◆ **EXERCISE MATERIALS**:

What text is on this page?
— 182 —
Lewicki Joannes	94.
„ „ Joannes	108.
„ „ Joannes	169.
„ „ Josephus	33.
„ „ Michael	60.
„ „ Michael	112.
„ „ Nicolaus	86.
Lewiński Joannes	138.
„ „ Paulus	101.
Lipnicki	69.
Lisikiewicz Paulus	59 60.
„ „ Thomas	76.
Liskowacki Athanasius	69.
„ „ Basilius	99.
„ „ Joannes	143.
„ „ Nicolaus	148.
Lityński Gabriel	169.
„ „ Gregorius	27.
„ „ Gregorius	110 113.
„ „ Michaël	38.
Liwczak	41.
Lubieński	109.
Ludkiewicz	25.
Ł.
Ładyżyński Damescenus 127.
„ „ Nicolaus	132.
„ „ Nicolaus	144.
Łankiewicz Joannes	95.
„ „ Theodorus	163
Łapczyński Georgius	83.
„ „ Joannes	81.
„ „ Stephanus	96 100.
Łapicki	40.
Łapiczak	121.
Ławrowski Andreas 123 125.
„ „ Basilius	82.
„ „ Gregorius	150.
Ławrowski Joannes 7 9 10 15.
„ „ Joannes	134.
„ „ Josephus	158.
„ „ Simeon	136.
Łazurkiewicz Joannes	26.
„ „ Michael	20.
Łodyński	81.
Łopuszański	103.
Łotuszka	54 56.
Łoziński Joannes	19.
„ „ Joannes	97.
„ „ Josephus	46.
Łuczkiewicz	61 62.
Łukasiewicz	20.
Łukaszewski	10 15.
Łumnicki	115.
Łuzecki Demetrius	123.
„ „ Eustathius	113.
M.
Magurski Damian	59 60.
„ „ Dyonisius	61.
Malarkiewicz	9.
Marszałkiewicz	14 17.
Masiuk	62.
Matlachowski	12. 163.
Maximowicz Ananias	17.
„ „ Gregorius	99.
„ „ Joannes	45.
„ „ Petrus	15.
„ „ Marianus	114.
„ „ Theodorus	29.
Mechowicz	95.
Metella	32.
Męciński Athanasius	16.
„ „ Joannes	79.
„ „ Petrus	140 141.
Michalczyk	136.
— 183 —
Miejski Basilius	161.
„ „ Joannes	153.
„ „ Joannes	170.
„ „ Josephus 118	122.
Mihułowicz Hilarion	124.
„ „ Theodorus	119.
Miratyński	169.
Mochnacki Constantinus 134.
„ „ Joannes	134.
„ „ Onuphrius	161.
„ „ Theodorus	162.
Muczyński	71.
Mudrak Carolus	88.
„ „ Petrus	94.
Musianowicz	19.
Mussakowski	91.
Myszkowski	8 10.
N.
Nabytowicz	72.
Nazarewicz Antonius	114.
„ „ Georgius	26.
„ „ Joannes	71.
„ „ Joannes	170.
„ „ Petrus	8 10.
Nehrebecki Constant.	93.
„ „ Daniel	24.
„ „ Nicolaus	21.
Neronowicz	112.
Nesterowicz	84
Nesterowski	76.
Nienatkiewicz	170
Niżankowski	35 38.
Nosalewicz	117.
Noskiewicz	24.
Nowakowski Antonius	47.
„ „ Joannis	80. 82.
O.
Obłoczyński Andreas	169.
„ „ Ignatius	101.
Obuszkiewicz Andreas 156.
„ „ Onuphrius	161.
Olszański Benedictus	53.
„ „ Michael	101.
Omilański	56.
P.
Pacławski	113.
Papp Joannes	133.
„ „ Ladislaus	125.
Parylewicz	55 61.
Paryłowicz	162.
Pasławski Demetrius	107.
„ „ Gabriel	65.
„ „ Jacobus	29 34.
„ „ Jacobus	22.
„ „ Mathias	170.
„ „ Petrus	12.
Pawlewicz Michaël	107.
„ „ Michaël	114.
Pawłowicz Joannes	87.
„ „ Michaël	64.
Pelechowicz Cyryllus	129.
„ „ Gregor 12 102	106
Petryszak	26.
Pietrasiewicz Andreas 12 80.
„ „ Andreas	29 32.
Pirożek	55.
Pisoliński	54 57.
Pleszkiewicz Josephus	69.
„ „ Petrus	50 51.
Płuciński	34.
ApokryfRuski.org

◆ **TASK GOAL**: Reproduce each record shown above without altering a single word.

◆ **FINISHED ANSWER**:
What text is on this page?
— 182 —
Lewicki Joannes	94.
„ „ Joannes	108.
„ „ Joannes	169.
„ „ Josephus	33.
„ „ Michael	60.
„ „ Michael	112.
„ „ Nicolaus	86.
Lewiński Joannes	138.
„ „ Paulus	101.
Lipnicki	69.
Lisikiewicz Paulus	59 60.
„ „ Thomas	76.
Liskowacki Athanasius	69.
„ „ Basilius	99.
„ „ Joannes	143.
„ „ Nicolaus	148.
Lityński Gabriel	169.
„ „ Gregorius	27.
„ „ Gregorius	110 113.
„ „ Michaël	38.
Liwczak	41.
Lubieński	109.
Ludkiewicz	25.
Ł.
Ładyżyński Damescenus 127.
„ „ Nicolaus	132.
„ „ Nicolaus	144.
Łankiewicz Joannes	95.
„ „ Theodorus	163
Łapczyński Georgius	83.
„ „ Joannes	81.
„ „ Stephanus	96 100.
Łapicki	40.
Łapiczak	121.
Ławrowski Andreas 123 125.
„ „ Basilius	82.
„ „ Gregorius	150.
Ławrowski Joannes 7 9 10 15.
„ „ Joannes	134.
„ „ Josephus	158.
„ „ Simeon	136.
Łazurkiewicz Joannes	26.
„ „ Michael	20.
Łodyński	81.
Łopuszański	103.
Łotuszka	54 56.
Łoziński Joannes	19.
„ „ Joannes	97.
„ „ Josephus	46.
Łuczkiewicz	61 62.
Łukasiewicz	20.
Łukaszewski	10 15.
Łumnicki	115.
Łuzecki Demetrius	123.
„ „ Eustathius	113.
M.
Magurski Damian	59 60.
„ „ Dyonisius	61.
Malarkiewicz	9.
Marszałkiewicz	14 17.
Masiuk	62.
Matlachowski	12. 163.
Maximowicz Ananias	17.
„ „ Gregorius	99.
„ „ Joannes	45.
„ „ Petrus	15.
„ „ Marianus	114.
„ „ Theodorus	29.
Mechowicz	95.
Metella	32.
Męciński Athanasius	16.
„ „ Joannes	79.
„ „ Petrus	140 141.
Michalczyk	136.
— 183 —
Miejski Basilius	161.
„ „ Joannes	153.
„ „ Joannes	170.
„ „ Josephus 118	122.
Mihułowicz Hilarion	124.
„ „ Theodorus	119.
Miratyński	169.
Mochnacki Constantinus 134.
„ „ Joannes	134.
„ „ Onuphrius	161.
„ „ Theodorus	162.
Muczyński	71.
Mudrak Carolus	88.
„ „ Petrus	94.
Musianowicz	19.
Mussakowski	91.
Myszkowski	8 10.
N.
Nabytowicz	72.
Nazarewicz Antonius	114.
„ „ Georgius	26.
„ „ Joannes	71.
„ „ Joannes	170.
„ „ Petrus	8 10.
Nehrebecki Constant.	93.
„ „ Daniel	24.
„ „ Nicolaus	21.
Neronowicz	112.
Nesterowicz	84
Nesterowski	76.
Nienatkiewicz	170
Niżankowski	35 38.
Nosalewicz	117.
Noskiewicz	24.
Nowakowski Antonius	47.
„ „ Joannis	80. 82.
O.
Obłoczyński Andreas	169.
„ „ Ignatius	101.
Obuszkiewicz Andreas 156.
„ „ Onuphrius	161.
Olszański Benedictus	53.
„ „ Michael	101.
Omilański	56.
P.
Pacławski	113.
Papp Joannes	133.
„ „ Ladislaus	125.
Parylewicz	55 61.
Paryłowicz	162.
Pasławski Demetrius	107.
„ „ Gabriel	65.
„ „ Jacobus	29 34.
„ „ Jacobus	22.
„ „ Mathias	170.
„ „ Petrus	12.
Pawlewicz Michaël	107.
„ „ Michaël	114.
Pawłowicz Joannes	87.
„ „ Michaël	64.
Pelechowicz Cyryllus	129.
„ „ Gregor 12 102	106
Petryszak	26.
Pietrasiewicz Andreas 12 80.
„ „ Andreas	29 32.
Pirożek	55.
Pisoliński	54 57.
Pleszkiewicz Josephus	69.
„ „ Petrus	50 51.
Płuciński	34.
ApokryfRuski.org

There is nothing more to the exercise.